[INPUT MATERIAL start]

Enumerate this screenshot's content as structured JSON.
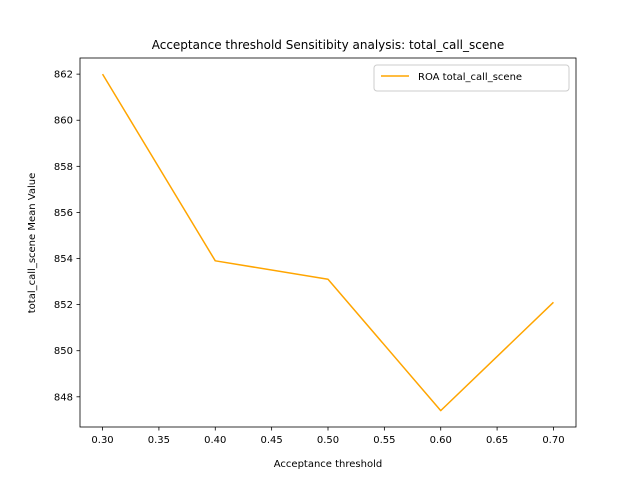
{
  "chart_data": {
    "type": "line",
    "title": "Acceptance threshold Sensitibity analysis: total_call_scene",
    "xlabel": "Acceptance threshold",
    "ylabel": "total_call_scene Mean Value",
    "x": [
      0.3,
      0.4,
      0.5,
      0.6,
      0.7
    ],
    "series": [
      {
        "name": "ROA total_call_scene",
        "values": [
          862.0,
          853.9,
          853.1,
          847.4,
          852.1
        ],
        "color": "#ffa500"
      }
    ],
    "xticks": [
      "0.30",
      "0.35",
      "0.40",
      "0.45",
      "0.50",
      "0.55",
      "0.60",
      "0.65",
      "0.70"
    ],
    "yticks": [
      "848",
      "850",
      "852",
      "854",
      "856",
      "858",
      "860",
      "862"
    ],
    "xlim": [
      0.28,
      0.72
    ],
    "ylim": [
      846.69,
      862.7
    ],
    "grid": false,
    "legend": "top-right"
  }
}
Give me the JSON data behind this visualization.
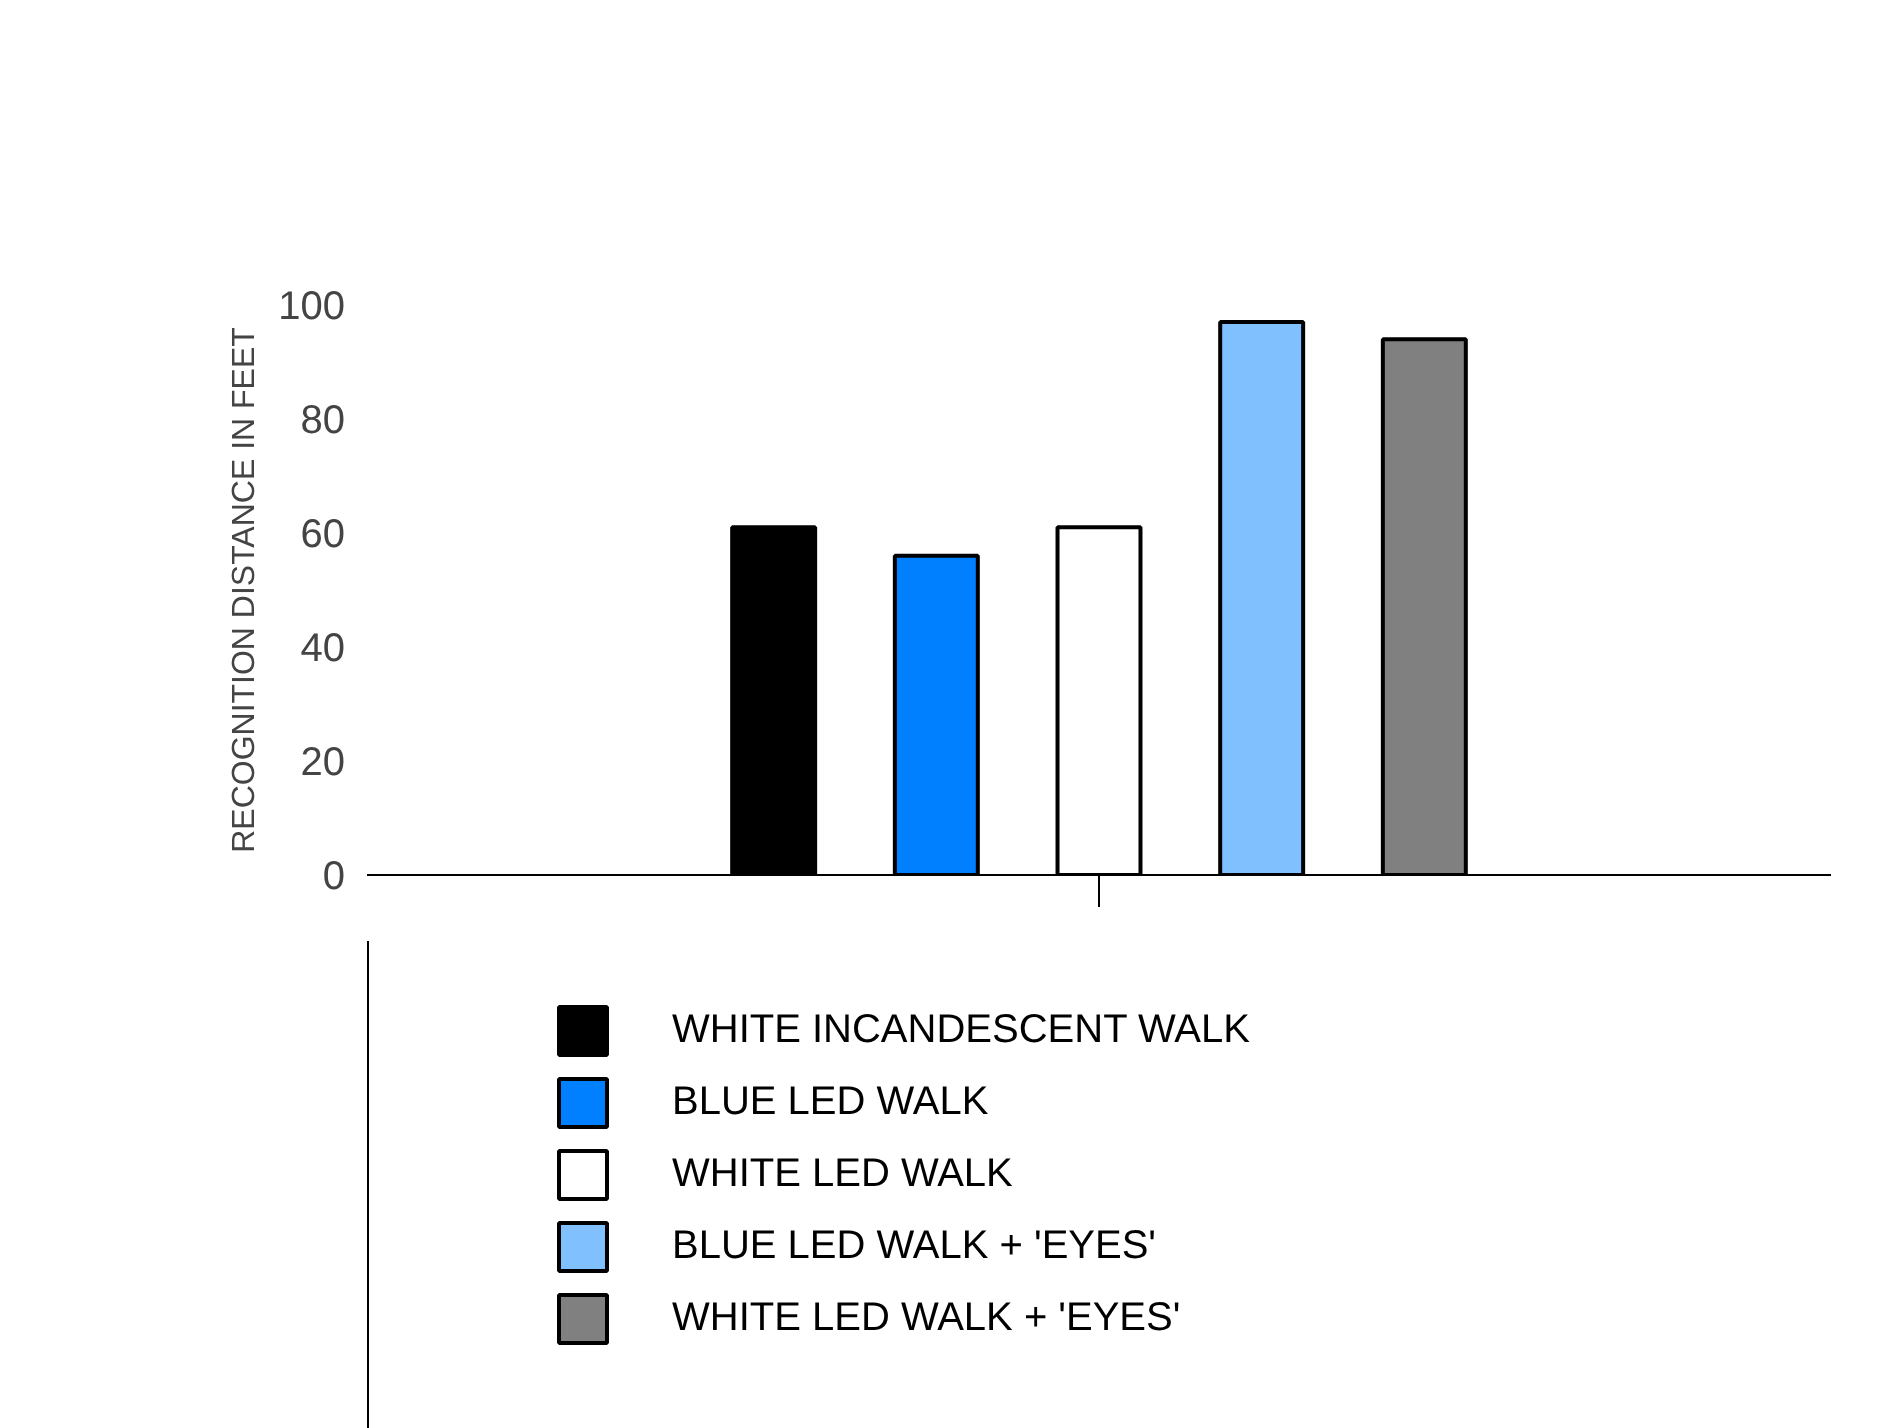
{
  "chart_data": {
    "type": "bar",
    "ylabel": "RECOGNITION DISTANCE IN FEET",
    "categories": [
      null
    ],
    "series": [
      {
        "name": "WHITE INCANDESCENT WALK",
        "color": "#000000",
        "values": [
          61
        ]
      },
      {
        "name": "BLUE LED WALK",
        "color": "#0080ff",
        "values": [
          56
        ]
      },
      {
        "name": "WHITE LED WALK",
        "color": "#ffffff",
        "values": [
          61
        ]
      },
      {
        "name": "BLUE LED WALK + 'EYES'",
        "color": "#80c0ff",
        "values": [
          97
        ]
      },
      {
        "name": "WHITE LED WALK + 'EYES'",
        "color": "#808080",
        "values": [
          94
        ]
      }
    ],
    "ylim": [
      0,
      100
    ],
    "yticks": [
      0,
      20,
      40,
      60,
      80,
      100
    ],
    "grid": false,
    "legend": "bottom"
  }
}
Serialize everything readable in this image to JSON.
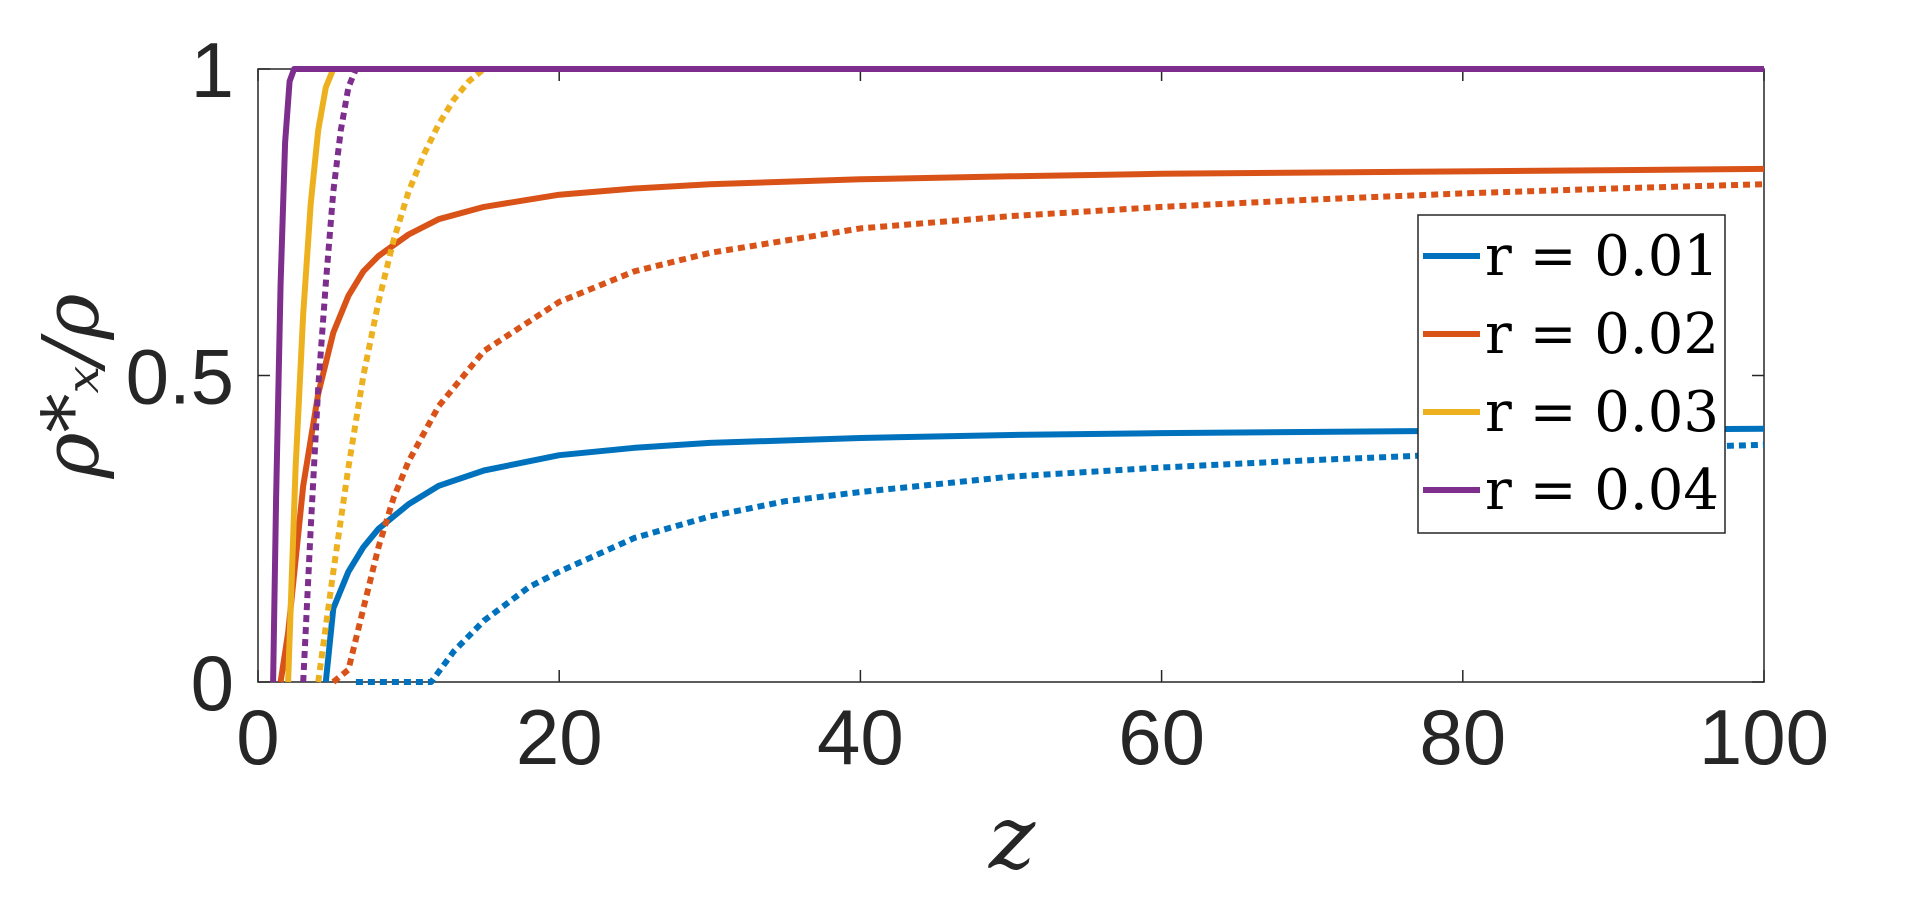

[INPUT MATERIAL end]

Find all lines holding the string "ylabel" and copy them.

> [RESPONSE]:
    "ylabel": "total_call_scene Mean Value",
    "ylabel": "RECOGNITION DISTANCE IN FEET",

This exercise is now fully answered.